[START DATA SHOWN]

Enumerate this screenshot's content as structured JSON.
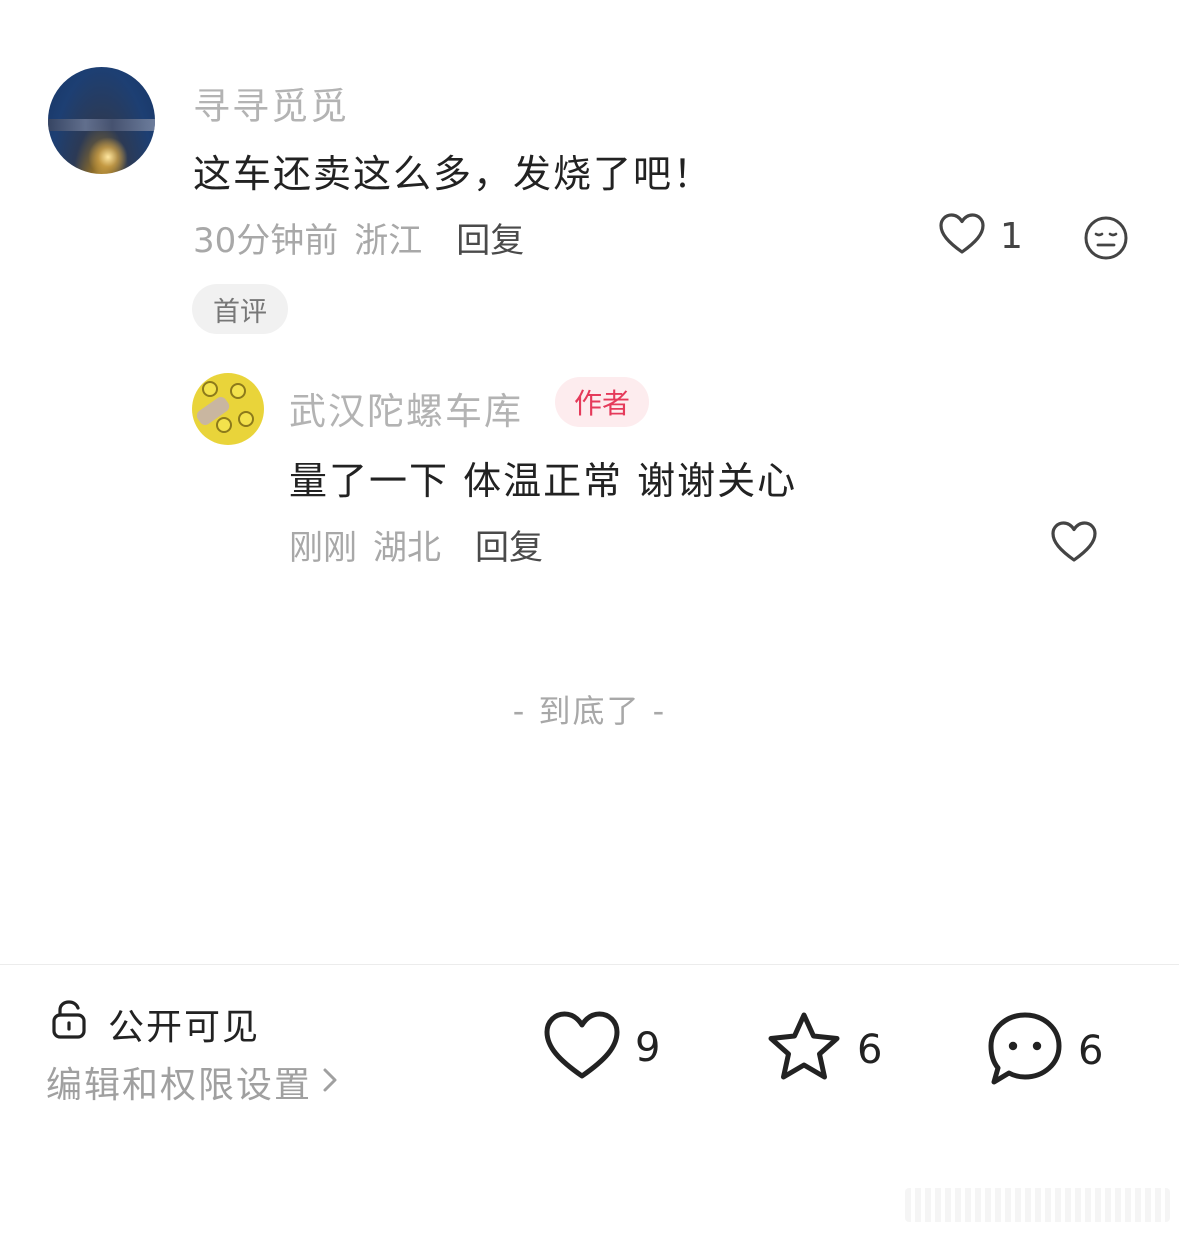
{
  "comment": {
    "username": "寻寻觅觅",
    "text": "这车还卖这么多，发烧了吧！",
    "time": "30分钟前",
    "location": "浙江",
    "reply_label": "回复",
    "like_count": "1",
    "badge": "首评",
    "icons": {
      "like": "heart-outline-icon",
      "emoji": "neutral-face-icon"
    }
  },
  "reply": {
    "username": "武汉陀螺车库",
    "author_badge": "作者",
    "text": "量了一下 体温正常 谢谢关心",
    "time": "刚刚",
    "location": "湖北",
    "reply_label": "回复",
    "icons": {
      "like": "heart-outline-icon"
    }
  },
  "end_marker": "- 到底了 -",
  "bottom_bar": {
    "visibility": "公开可见",
    "permission_link": "编辑和权限设置",
    "likes": "9",
    "favorites": "6",
    "comments": "6",
    "icons": {
      "lock": "unlock-icon",
      "like": "heart-outline-icon",
      "favorite": "star-outline-icon",
      "comment": "chat-bubble-icon",
      "chevron": "chevron-right-icon"
    }
  },
  "colors": {
    "text_primary": "#222222",
    "text_secondary": "#a8a8a8",
    "author_badge_bg": "#fdecee",
    "author_badge_text": "#e53a5a"
  }
}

[END DATA SHOWN]

Quote all of the entries word for word, omitting any pictures.

Enumerate this screenshot's content as structured JSON.
{
  "comment": {
    "username": "寻寻觅觅",
    "text": "这车还卖这么多，发烧了吧！",
    "time": "30分钟前",
    "location": "浙江",
    "reply_label": "回复",
    "like_count": "1",
    "badge": "首评",
    "icons": {
      "like": "heart-outline-icon",
      "emoji": "neutral-face-icon"
    }
  },
  "reply": {
    "username": "武汉陀螺车库",
    "author_badge": "作者",
    "text": "量了一下 体温正常 谢谢关心",
    "time": "刚刚",
    "location": "湖北",
    "reply_label": "回复",
    "icons": {
      "like": "heart-outline-icon"
    }
  },
  "end_marker": "- 到底了 -",
  "bottom_bar": {
    "visibility": "公开可见",
    "permission_link": "编辑和权限设置",
    "likes": "9",
    "favorites": "6",
    "comments": "6",
    "icons": {
      "lock": "unlock-icon",
      "like": "heart-outline-icon",
      "favorite": "star-outline-icon",
      "comment": "chat-bubble-icon",
      "chevron": "chevron-right-icon"
    }
  },
  "colors": {
    "text_primary": "#222222",
    "text_secondary": "#a8a8a8",
    "author_badge_bg": "#fdecee",
    "author_badge_text": "#e53a5a"
  }
}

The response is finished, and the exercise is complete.